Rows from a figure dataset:
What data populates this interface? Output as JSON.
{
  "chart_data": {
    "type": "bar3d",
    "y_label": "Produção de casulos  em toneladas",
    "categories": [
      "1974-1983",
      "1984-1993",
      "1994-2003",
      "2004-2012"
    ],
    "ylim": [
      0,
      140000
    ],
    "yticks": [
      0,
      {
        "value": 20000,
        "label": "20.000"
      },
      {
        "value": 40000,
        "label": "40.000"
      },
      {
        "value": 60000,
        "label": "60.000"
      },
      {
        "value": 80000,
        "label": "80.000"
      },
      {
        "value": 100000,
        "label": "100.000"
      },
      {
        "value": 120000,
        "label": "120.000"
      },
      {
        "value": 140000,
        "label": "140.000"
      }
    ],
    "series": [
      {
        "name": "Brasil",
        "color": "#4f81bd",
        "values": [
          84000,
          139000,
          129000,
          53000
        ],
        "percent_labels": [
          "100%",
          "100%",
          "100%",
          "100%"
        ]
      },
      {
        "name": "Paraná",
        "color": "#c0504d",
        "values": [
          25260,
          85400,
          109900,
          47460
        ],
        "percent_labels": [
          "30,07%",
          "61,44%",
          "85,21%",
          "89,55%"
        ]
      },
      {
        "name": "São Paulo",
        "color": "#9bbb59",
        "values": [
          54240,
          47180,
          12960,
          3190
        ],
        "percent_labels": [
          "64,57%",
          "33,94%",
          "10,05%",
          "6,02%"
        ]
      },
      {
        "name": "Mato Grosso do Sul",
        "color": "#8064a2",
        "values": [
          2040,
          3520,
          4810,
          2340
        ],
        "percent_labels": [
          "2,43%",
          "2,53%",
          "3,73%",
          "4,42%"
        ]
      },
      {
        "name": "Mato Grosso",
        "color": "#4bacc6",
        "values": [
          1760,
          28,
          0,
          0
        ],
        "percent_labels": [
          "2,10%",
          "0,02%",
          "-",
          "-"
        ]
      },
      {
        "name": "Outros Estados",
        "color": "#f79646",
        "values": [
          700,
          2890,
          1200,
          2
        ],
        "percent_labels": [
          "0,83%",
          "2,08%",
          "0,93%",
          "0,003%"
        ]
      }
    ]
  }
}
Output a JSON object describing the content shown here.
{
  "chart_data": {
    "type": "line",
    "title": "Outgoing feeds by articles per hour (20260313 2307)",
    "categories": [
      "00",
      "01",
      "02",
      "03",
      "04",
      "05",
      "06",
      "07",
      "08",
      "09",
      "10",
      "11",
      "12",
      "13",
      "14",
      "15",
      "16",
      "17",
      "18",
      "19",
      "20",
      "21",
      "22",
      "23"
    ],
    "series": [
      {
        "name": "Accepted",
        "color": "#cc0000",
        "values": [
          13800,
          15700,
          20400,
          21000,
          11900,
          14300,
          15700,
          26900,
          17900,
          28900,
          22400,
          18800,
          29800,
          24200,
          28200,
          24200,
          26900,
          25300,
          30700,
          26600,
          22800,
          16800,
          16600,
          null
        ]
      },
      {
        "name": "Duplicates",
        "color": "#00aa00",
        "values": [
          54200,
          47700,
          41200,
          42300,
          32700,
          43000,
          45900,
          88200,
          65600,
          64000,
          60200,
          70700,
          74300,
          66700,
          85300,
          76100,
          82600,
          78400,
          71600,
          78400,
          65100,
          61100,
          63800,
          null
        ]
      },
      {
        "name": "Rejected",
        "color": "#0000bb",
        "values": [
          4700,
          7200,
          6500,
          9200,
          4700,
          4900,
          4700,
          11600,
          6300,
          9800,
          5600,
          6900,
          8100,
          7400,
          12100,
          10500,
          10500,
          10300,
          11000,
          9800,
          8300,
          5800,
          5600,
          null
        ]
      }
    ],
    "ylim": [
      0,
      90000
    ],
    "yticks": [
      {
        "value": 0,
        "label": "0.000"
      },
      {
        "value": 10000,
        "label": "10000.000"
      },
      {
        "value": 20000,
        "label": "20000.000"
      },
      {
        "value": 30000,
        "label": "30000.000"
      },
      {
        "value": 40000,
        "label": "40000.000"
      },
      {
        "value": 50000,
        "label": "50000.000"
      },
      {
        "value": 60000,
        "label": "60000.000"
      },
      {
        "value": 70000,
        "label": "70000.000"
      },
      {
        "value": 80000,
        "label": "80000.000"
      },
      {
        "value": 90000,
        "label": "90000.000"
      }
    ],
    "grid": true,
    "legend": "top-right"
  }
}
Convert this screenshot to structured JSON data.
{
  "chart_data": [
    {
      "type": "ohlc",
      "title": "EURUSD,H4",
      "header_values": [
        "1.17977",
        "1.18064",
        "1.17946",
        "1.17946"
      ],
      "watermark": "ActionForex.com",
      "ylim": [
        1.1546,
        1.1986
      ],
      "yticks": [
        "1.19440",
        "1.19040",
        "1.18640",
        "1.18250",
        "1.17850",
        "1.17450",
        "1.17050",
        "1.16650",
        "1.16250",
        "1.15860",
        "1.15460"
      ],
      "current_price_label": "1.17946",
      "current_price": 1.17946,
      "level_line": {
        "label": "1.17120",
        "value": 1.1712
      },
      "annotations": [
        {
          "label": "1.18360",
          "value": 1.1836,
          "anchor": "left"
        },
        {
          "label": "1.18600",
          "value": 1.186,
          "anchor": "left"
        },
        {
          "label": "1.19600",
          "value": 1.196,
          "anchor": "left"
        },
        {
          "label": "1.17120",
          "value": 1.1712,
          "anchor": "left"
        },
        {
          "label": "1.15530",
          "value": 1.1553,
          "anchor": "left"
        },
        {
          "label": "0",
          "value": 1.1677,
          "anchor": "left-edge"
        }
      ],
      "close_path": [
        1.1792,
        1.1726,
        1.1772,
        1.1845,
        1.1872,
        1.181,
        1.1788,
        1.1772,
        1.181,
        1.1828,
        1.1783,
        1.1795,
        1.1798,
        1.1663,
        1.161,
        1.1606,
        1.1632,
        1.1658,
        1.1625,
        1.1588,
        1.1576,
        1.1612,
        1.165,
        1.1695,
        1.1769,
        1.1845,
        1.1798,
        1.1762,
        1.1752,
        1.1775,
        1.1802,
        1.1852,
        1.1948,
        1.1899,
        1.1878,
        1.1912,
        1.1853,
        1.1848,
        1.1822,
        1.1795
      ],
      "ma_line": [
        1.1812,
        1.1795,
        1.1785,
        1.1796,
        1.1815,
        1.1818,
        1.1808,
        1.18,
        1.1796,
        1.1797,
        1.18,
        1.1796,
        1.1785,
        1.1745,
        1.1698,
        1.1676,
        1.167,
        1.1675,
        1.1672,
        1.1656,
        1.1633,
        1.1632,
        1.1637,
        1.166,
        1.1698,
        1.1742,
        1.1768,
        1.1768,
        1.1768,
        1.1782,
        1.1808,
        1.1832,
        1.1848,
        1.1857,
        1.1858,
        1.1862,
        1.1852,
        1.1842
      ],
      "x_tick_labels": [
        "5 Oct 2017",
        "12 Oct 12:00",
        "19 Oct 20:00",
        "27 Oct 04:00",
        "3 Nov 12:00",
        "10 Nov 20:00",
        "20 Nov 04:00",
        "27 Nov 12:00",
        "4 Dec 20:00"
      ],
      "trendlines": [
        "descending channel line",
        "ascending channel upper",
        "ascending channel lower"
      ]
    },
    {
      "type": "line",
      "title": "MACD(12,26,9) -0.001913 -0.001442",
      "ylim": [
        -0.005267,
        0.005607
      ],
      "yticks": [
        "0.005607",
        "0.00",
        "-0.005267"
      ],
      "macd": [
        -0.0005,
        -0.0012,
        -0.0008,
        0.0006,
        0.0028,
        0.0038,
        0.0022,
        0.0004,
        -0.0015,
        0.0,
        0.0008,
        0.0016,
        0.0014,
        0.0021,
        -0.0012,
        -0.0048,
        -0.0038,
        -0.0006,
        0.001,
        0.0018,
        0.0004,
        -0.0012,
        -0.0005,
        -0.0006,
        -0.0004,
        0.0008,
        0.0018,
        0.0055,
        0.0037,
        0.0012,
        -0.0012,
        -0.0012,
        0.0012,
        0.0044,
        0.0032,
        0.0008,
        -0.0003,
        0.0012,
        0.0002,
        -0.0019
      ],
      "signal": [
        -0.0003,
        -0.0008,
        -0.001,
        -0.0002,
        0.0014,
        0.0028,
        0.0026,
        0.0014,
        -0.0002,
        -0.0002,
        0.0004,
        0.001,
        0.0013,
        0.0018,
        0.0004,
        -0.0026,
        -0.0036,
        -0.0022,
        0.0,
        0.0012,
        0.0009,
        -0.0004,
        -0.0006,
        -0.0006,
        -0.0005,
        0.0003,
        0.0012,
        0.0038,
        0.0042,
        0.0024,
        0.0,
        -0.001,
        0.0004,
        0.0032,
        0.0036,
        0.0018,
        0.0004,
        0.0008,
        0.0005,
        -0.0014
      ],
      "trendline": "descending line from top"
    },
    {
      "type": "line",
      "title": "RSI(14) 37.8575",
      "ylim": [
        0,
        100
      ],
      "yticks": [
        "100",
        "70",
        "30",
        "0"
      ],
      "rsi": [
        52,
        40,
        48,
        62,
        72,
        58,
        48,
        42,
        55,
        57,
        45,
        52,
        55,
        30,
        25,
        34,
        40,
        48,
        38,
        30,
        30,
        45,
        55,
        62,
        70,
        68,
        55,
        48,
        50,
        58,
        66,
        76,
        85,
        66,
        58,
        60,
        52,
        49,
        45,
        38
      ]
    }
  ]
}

## [Work instructions]
Pull every line containing the word "title" out of the material and copy it.

## [Solved problem]
    "title": "Outgoing feeds by articles per hour (20260313 2307)",
      "title": "EURUSD,H4",
      "title": "MACD(12,26,9) -0.001913 -0.001442",
      "title": "RSI(14) 37.8575",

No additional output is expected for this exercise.